## start Records to use
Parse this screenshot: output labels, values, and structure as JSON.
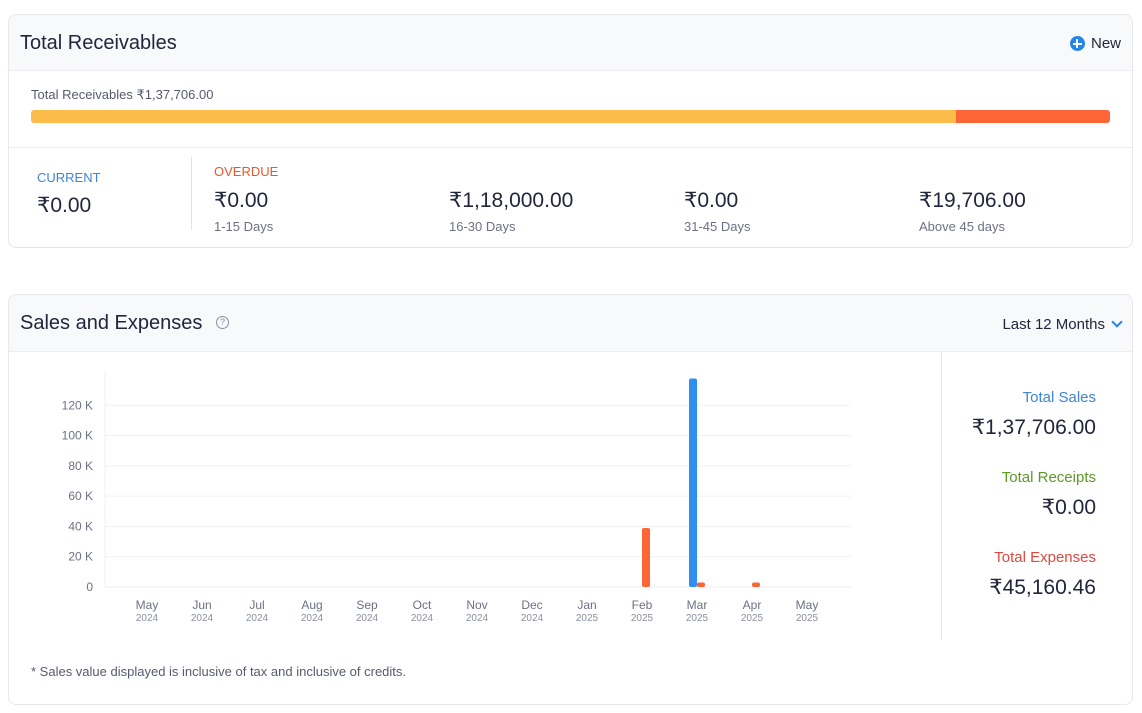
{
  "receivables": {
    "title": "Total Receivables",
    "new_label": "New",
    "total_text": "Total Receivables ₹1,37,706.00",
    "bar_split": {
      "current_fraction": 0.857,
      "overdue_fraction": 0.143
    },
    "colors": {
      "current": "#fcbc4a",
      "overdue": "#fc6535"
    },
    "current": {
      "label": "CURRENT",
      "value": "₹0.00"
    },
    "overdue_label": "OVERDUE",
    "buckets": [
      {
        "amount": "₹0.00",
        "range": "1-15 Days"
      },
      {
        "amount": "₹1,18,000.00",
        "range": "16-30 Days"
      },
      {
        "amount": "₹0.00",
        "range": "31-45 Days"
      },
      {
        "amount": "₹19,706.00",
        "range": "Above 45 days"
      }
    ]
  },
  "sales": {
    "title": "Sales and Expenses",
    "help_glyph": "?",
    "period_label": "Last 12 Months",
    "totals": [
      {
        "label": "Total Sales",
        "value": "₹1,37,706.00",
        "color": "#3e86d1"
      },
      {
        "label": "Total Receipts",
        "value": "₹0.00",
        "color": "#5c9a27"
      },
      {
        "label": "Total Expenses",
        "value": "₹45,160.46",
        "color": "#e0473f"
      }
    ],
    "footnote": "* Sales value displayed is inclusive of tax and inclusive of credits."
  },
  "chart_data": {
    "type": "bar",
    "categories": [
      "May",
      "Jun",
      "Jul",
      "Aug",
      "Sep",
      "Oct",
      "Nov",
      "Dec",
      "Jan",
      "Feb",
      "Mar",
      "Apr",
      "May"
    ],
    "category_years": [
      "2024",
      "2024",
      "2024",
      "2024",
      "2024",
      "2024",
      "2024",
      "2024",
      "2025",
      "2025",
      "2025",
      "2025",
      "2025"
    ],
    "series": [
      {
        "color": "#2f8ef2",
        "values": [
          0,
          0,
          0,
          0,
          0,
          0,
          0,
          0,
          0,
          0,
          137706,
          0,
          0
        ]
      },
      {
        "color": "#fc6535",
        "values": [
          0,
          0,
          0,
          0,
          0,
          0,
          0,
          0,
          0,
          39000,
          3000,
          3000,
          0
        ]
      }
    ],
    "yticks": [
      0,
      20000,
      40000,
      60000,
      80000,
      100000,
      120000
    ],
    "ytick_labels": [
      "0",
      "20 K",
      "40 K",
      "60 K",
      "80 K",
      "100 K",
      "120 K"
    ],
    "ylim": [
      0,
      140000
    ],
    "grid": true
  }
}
## end Records to use
Problem requirements
Transcribe the complete set of entries verbatim. No pictures belong in the copy.

Full answer
Parse this screenshot: output labels, values, and structure as JSON.
{
  "receivables": {
    "title": "Total Receivables",
    "new_label": "New",
    "total_text": "Total Receivables ₹1,37,706.00",
    "bar_split": {
      "current_fraction": 0.857,
      "overdue_fraction": 0.143
    },
    "colors": {
      "current": "#fcbc4a",
      "overdue": "#fc6535"
    },
    "current": {
      "label": "CURRENT",
      "value": "₹0.00"
    },
    "overdue_label": "OVERDUE",
    "buckets": [
      {
        "amount": "₹0.00",
        "range": "1-15 Days"
      },
      {
        "amount": "₹1,18,000.00",
        "range": "16-30 Days"
      },
      {
        "amount": "₹0.00",
        "range": "31-45 Days"
      },
      {
        "amount": "₹19,706.00",
        "range": "Above 45 days"
      }
    ]
  },
  "sales": {
    "title": "Sales and Expenses",
    "help_glyph": "?",
    "period_label": "Last 12 Months",
    "totals": [
      {
        "label": "Total Sales",
        "value": "₹1,37,706.00",
        "color": "#3e86d1"
      },
      {
        "label": "Total Receipts",
        "value": "₹0.00",
        "color": "#5c9a27"
      },
      {
        "label": "Total Expenses",
        "value": "₹45,160.46",
        "color": "#e0473f"
      }
    ],
    "footnote": "* Sales value displayed is inclusive of tax and inclusive of credits."
  },
  "chart_data": {
    "type": "bar",
    "categories": [
      "May",
      "Jun",
      "Jul",
      "Aug",
      "Sep",
      "Oct",
      "Nov",
      "Dec",
      "Jan",
      "Feb",
      "Mar",
      "Apr",
      "May"
    ],
    "category_years": [
      "2024",
      "2024",
      "2024",
      "2024",
      "2024",
      "2024",
      "2024",
      "2024",
      "2025",
      "2025",
      "2025",
      "2025",
      "2025"
    ],
    "series": [
      {
        "color": "#2f8ef2",
        "values": [
          0,
          0,
          0,
          0,
          0,
          0,
          0,
          0,
          0,
          0,
          137706,
          0,
          0
        ]
      },
      {
        "color": "#fc6535",
        "values": [
          0,
          0,
          0,
          0,
          0,
          0,
          0,
          0,
          0,
          39000,
          3000,
          3000,
          0
        ]
      }
    ],
    "yticks": [
      0,
      20000,
      40000,
      60000,
      80000,
      100000,
      120000
    ],
    "ytick_labels": [
      "0",
      "20 K",
      "40 K",
      "60 K",
      "80 K",
      "100 K",
      "120 K"
    ],
    "ylim": [
      0,
      140000
    ],
    "grid": true
  }
}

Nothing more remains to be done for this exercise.